#### Extrait du document:

« Ils sont tombés silencieux sous le choc, comme une muraille. » (inscription sur le mausolée du lieutenant-colonel Émile Driant et de ses chausseurs tués pour la défense de Verdun les 21 et 22 février 1916 au Bois des Caures). Seconde partie.
Dans l’article précédent, j’avais évoqué l’horreur de la Bataille de Verdun et la nécessité d’apprendre les leçons de l’histoire, et notamment à propos du projet sur la déchéance de la nationalité.
Pour finir sur Verdun, je voudrais en citer une figure marquante qui est morte il y a juste cent ans ce lundi 22 février 2016. J’aurais certes aimé citer Charles Péguy qui a préféré aller au casse-pipe alors qu’il avait eu la possibilité de rester bien au chaud chez lui. Il fut l’une des premières victimes de la Première Guerre mondiale, le 5 septembre 1914, mais ce n’était pas à Verdun mais près de Meaux.
Pour la Bataille de Verdun, je voudrais plutôt évoquer le colonel Émile Driant. Il se trouve qu’il y a une rue du Colonel-Driant juste en face de la Banque de la France dans le 1er arrondissement à Paris et cela m’avait frappé car je connaissais aussi la place du Colonel-Driant à Nancy, pas loin de la cathédrale, au centre ville.
Un brillant militaire mais trop bavard
Né le 11 septembre 1855, Émile Driant fut un militaire particulièrement brillant et fut nommé chef de bataillon puis chef de corps. Gendre du général Georges Boulanger (il avait été sous ses ordres de 1884 à 1897, tant en Tunisie qu’au sein même du Ministère de la Guerre), il fut plusieurs fois sanctionné par l’armée pour ses prises de position publiques, sur le général Boulanger dont il a défendu la mémoire (après le suicide de celui-ci le 30 septembre 1891), sur l’histoire des fiches que le ministre du moment avait faites pour éviter de promouvoir les militaires catholiques, etc. si bien que dans l’impossibilité d’être promu, il a fini par démissionner de l’armée le 31 décembre 1905 (à 50 ans).
Un député défenseur de l’armée
Démarrant une carrière politique, Émile Driant fut élu député de Nancy en 1910 et réélu en 1914, membre du groupe parlementaire Action libérale populaire qu’il est difficile de rattacher à la partition politique actuelle. Il faisait partie de ces "catholiques sociaux" qui avaient rejoint la République sur les encouragements du pape Léon XIII, et sous la direction de personnalités comme Albert de Mun.

#### Consigne a:
Relevez toutes les personnes désignées par leur nom dans l'extrait sur le colonel Driant.
Le texte et les enregistrements n'ont pas la même origine.

#### Données fournies:
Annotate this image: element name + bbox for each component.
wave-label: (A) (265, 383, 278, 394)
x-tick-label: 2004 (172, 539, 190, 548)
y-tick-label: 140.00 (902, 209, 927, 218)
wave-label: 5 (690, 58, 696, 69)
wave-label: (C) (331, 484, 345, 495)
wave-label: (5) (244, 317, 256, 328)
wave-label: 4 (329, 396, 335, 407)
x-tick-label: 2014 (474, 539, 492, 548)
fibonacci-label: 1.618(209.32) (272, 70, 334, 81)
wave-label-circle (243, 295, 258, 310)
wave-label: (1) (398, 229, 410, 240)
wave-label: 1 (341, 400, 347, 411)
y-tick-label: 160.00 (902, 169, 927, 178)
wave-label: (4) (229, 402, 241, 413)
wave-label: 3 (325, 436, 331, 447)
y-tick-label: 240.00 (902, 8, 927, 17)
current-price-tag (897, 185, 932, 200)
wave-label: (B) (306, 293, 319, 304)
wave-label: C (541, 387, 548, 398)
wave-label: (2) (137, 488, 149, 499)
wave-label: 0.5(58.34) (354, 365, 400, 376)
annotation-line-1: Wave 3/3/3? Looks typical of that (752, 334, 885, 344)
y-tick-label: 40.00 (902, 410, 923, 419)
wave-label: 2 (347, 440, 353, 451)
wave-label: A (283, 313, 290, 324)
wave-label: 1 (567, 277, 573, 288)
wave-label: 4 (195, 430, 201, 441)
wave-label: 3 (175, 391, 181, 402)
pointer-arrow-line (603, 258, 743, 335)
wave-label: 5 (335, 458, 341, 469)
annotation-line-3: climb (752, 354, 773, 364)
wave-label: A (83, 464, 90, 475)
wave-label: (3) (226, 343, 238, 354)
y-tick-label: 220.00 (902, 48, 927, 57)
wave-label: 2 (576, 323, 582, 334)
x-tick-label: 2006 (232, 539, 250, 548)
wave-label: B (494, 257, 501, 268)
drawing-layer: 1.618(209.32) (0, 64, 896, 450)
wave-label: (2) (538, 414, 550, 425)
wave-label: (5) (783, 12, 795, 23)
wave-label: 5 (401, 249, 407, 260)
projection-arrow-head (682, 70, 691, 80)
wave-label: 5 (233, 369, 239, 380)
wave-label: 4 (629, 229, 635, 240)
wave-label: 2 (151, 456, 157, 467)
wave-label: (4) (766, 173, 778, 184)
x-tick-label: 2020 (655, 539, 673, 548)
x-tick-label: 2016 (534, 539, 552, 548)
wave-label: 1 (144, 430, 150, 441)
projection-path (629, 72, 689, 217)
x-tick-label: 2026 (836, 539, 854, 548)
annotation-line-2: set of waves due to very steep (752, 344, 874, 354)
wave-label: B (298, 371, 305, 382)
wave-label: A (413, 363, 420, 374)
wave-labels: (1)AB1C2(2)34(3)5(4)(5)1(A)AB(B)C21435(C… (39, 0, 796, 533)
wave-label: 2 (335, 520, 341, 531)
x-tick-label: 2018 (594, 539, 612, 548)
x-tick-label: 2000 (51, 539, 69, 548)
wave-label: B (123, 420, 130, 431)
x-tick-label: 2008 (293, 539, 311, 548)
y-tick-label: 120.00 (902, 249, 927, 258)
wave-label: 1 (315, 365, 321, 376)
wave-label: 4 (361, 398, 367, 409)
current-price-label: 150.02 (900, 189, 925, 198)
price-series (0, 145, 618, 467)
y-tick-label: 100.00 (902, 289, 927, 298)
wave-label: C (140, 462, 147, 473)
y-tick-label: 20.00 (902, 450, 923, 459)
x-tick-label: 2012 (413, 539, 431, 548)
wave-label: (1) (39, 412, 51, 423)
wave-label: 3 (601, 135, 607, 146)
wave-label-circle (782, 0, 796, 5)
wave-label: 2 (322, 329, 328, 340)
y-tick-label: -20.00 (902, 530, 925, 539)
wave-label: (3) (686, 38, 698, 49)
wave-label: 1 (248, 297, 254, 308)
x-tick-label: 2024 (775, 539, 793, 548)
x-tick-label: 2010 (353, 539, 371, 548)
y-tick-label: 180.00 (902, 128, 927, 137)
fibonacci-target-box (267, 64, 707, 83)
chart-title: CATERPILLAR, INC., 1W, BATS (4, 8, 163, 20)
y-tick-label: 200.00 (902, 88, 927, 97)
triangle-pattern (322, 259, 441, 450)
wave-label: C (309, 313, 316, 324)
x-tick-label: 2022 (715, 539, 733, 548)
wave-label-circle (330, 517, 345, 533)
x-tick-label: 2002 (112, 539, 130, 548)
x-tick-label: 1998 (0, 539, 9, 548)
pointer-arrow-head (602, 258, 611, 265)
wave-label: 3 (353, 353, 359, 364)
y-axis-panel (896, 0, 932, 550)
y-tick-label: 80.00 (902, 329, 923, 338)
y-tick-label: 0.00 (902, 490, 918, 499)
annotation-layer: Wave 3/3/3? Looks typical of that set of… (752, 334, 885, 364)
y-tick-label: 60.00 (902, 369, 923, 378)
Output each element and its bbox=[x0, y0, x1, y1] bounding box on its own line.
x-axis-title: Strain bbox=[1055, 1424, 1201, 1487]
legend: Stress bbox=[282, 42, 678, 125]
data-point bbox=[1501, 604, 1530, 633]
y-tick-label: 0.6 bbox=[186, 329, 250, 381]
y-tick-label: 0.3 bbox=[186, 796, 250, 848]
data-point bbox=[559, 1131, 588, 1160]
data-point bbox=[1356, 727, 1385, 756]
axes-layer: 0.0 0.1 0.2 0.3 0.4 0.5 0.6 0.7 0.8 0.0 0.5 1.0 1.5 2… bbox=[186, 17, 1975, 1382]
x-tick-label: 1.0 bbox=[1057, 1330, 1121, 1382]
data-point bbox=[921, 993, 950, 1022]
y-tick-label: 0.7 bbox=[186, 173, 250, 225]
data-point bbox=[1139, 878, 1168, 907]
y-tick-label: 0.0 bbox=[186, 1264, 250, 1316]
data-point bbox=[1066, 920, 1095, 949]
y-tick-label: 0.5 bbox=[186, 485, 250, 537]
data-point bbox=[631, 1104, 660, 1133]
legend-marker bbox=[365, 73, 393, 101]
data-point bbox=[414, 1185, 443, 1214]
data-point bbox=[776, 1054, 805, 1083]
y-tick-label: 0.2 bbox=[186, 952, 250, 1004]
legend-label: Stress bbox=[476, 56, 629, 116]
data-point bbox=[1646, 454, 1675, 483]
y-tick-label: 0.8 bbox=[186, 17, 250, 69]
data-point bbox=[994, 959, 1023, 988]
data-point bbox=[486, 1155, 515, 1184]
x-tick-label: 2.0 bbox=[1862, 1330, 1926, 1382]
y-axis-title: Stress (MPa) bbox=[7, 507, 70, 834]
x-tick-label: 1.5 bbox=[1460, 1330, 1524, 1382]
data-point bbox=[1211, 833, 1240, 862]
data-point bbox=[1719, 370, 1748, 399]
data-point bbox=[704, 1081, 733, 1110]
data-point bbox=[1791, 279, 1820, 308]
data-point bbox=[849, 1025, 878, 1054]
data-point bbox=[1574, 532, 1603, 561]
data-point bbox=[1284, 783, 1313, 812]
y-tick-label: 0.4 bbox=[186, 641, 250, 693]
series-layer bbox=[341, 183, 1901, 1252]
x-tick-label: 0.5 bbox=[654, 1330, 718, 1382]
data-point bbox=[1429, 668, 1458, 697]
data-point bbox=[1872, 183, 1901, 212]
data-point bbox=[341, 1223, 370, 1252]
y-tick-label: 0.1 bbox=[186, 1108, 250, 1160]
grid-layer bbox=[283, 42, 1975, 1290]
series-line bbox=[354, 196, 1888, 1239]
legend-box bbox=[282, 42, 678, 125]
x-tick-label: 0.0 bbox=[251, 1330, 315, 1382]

#### Consigne b:
Recopiez à l'identique les enregistrements, depuis leur toute première ligne jusqu'à la ligne contenant « wave-label: 1 (567, 277, 573, 288) », celle-ci comprise.

#### Corrigé a:
Émile Driant, Charles Péguy, Georges Boulanger, Léon XIII, Albert de Mun

#### Corrigé b:
Annotate this image: element name + bbox for each component.
wave-label: (A) (265, 383, 278, 394)
x-tick-label: 2004 (172, 539, 190, 548)
y-tick-label: 140.00 (902, 209, 927, 218)
wave-label: 5 (690, 58, 696, 69)
wave-label: (C) (331, 484, 345, 495)
wave-label: (5) (244, 317, 256, 328)
wave-label: 4 (329, 396, 335, 407)
x-tick-label: 2014 (474, 539, 492, 548)
fibonacci-label: 1.618(209.32) (272, 70, 334, 81)
wave-label-circle (243, 295, 258, 310)
wave-label: (1) (398, 229, 410, 240)
wave-label: 1 (341, 400, 347, 411)
y-tick-label: 160.00 (902, 169, 927, 178)
wave-label: (4) (229, 402, 241, 413)
wave-label: 3 (325, 436, 331, 447)
y-tick-label: 240.00 (902, 8, 927, 17)
current-price-tag (897, 185, 932, 200)
wave-label: (B) (306, 293, 319, 304)
wave-label: C (541, 387, 548, 398)
wave-label: (2) (137, 488, 149, 499)
wave-label: 0.5(58.34) (354, 365, 400, 376)
annotation-line-1: Wave 3/3/3? Looks typical of that (752, 334, 885, 344)
y-tick-label: 40.00 (902, 410, 923, 419)
wave-label: 2 (347, 440, 353, 451)
wave-label: A (283, 313, 290, 324)
wave-label: 1 (567, 277, 573, 288)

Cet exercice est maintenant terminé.